Pull out every line containing the string "gluconate".

::: PROVIDED RECORDS :::

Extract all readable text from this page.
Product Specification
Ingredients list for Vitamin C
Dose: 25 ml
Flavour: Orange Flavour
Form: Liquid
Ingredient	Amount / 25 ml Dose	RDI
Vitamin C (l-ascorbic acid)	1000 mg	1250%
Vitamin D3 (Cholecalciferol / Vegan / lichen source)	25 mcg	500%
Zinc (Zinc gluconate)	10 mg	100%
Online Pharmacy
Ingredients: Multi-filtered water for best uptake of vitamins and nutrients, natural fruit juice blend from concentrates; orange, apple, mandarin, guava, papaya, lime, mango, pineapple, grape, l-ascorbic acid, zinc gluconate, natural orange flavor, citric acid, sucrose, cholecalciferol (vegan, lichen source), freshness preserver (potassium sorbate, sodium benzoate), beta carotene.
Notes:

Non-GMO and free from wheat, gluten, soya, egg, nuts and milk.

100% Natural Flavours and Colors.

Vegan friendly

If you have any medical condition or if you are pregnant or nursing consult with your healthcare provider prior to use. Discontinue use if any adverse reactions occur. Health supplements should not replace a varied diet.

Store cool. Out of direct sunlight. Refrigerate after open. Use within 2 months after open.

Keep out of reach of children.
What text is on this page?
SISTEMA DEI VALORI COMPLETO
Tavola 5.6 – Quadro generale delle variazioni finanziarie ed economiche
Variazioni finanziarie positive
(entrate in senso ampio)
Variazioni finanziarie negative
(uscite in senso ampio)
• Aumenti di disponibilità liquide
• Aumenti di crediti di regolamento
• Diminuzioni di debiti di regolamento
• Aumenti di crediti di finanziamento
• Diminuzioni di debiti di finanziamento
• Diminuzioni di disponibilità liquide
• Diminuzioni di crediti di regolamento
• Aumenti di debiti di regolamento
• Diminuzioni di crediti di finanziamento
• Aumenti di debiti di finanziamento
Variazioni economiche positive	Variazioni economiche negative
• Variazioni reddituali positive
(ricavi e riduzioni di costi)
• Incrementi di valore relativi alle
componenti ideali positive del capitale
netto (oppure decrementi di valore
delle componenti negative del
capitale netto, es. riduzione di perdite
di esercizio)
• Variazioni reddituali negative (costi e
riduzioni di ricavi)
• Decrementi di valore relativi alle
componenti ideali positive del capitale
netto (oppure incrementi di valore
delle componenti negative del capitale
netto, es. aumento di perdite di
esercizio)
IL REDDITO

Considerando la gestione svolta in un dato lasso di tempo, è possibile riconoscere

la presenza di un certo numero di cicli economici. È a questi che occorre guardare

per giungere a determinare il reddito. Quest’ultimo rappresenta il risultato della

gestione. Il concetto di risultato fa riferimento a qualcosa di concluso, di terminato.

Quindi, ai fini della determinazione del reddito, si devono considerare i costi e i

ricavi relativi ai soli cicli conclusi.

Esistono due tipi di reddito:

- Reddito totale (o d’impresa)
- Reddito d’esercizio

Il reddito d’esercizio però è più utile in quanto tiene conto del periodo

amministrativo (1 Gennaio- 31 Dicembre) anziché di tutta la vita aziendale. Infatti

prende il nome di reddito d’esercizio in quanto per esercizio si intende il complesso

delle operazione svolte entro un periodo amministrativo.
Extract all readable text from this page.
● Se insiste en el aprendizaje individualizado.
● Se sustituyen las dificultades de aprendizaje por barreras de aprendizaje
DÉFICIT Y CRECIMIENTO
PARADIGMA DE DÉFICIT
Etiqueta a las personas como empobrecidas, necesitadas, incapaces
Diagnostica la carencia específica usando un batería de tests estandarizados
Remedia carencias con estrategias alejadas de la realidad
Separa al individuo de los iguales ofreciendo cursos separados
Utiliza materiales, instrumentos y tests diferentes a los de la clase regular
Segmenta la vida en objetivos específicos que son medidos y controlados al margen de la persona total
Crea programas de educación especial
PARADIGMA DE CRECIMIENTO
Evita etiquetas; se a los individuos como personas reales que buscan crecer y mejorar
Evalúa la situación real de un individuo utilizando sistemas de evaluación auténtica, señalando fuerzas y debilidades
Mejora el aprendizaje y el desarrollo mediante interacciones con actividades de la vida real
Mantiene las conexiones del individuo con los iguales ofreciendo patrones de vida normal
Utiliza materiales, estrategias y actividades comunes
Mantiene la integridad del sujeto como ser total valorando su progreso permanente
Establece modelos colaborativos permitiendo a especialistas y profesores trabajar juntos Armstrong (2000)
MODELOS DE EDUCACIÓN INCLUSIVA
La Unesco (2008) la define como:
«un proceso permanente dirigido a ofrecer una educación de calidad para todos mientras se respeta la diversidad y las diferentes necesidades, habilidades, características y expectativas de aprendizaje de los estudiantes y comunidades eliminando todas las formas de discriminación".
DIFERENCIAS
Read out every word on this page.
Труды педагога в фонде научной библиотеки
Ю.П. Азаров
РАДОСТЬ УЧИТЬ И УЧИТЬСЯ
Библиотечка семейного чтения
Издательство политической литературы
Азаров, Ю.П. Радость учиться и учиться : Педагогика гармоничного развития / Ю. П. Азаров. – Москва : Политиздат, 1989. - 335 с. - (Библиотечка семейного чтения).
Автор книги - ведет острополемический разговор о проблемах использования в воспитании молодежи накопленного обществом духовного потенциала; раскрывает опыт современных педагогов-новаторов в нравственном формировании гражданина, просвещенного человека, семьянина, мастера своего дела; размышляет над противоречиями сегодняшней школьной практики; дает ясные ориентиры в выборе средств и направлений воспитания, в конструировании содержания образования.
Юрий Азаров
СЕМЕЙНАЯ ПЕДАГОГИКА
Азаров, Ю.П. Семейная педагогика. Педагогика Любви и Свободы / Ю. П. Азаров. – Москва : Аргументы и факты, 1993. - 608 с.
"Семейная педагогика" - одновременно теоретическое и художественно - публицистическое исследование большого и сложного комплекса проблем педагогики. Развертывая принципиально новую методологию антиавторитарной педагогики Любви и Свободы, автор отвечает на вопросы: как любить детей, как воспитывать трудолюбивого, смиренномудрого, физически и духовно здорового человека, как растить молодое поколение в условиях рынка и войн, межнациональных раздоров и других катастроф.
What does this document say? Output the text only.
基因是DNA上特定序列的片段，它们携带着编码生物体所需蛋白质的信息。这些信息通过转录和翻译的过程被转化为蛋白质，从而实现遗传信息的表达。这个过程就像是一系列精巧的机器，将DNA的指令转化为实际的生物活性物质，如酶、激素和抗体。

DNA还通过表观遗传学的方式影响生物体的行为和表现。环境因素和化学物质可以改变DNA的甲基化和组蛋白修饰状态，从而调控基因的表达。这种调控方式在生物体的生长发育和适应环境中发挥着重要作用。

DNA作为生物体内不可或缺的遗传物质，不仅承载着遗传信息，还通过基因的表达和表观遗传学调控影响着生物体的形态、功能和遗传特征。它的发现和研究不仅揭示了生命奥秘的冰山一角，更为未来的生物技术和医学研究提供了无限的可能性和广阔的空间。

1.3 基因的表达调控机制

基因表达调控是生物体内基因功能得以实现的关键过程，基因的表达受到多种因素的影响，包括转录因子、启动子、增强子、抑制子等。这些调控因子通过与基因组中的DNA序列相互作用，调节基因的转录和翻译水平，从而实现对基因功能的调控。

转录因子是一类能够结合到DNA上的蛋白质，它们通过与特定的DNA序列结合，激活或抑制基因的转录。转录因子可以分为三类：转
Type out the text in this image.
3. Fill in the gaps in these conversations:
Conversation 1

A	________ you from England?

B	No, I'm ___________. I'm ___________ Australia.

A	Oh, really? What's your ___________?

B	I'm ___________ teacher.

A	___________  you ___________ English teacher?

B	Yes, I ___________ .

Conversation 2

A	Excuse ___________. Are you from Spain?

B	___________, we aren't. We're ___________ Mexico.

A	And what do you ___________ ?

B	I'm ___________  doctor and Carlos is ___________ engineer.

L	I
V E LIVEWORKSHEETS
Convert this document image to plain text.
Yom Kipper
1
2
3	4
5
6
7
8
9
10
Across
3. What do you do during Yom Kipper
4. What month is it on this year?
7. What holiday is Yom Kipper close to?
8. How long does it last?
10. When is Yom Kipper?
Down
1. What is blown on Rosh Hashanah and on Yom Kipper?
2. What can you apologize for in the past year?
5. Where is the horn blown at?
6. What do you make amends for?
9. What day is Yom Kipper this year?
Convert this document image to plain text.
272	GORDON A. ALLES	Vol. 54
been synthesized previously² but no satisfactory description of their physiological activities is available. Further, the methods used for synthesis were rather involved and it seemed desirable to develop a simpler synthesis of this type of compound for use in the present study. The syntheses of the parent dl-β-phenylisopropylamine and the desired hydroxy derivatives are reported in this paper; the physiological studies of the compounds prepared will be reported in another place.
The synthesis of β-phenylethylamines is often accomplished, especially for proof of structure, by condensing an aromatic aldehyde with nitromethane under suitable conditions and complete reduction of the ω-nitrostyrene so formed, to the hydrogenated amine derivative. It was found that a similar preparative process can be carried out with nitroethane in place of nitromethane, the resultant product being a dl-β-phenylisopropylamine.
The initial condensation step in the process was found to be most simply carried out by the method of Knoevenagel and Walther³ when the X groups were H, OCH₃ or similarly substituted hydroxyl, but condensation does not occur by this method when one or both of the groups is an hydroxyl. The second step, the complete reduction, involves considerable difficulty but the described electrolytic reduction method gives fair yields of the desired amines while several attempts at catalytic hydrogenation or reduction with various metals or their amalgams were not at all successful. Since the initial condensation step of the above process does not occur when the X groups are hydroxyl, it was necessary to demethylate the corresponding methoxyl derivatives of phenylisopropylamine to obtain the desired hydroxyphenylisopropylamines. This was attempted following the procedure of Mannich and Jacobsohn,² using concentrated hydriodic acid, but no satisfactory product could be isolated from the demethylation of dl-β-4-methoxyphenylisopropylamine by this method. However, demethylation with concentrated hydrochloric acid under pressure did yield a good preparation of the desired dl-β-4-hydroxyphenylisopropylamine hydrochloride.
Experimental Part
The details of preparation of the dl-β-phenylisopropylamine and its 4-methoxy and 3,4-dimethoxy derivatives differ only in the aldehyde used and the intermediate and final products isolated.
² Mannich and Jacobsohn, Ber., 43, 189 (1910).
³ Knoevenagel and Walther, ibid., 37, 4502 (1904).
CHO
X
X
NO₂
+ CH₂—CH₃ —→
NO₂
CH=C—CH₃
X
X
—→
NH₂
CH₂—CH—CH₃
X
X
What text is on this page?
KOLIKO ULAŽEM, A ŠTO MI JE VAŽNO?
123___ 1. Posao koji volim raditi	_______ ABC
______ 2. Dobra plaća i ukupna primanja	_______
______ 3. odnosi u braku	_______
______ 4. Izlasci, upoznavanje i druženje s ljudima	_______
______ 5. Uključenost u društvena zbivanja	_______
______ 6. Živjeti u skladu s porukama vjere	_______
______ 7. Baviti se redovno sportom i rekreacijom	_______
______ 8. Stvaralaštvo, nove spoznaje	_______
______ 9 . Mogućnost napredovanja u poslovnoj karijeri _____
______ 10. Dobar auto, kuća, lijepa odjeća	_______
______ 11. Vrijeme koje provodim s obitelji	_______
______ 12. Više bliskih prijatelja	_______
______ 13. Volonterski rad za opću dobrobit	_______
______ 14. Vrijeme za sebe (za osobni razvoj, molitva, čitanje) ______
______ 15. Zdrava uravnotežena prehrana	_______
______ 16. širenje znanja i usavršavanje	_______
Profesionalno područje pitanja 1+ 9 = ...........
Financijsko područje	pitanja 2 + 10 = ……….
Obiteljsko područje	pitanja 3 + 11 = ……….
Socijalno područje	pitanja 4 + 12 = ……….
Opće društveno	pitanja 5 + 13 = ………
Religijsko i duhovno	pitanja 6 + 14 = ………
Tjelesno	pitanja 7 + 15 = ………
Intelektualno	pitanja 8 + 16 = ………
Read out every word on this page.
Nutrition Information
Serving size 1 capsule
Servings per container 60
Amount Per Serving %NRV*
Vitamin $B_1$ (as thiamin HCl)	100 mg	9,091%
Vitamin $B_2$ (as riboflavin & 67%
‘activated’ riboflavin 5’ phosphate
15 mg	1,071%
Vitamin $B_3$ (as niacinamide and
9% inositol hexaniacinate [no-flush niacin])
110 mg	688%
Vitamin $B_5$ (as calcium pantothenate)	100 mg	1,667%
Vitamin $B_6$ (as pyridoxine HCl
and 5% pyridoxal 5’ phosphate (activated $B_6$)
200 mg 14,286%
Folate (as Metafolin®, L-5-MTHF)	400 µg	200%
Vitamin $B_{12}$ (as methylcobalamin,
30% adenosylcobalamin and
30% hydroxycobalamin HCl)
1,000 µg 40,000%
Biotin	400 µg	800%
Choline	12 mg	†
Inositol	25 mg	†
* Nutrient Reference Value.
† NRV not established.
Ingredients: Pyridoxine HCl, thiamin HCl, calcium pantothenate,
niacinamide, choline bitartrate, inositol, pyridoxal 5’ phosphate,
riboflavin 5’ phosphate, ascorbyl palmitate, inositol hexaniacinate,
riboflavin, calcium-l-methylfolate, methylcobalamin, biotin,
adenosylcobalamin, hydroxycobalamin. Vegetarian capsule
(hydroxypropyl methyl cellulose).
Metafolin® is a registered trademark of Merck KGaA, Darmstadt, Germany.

:::

→ **ANSWER TO THE PROBLEM**
Zinc (Zinc gluconate)	10 mg	100%
Ingredients: Multi-filtered water for best uptake of vitamins and nutrients, natural fruit juice blend from concentrates; orange, apple, mandarin, guava, papaya, lime, mango, pineapple, grape, l-ascorbic acid, zinc gluconate, natural orange flavor, citric acid, sucrose, cholecalciferol (vegan, lichen source), freshness preserver (potassium sorbate, sodium benzoate), beta carotene.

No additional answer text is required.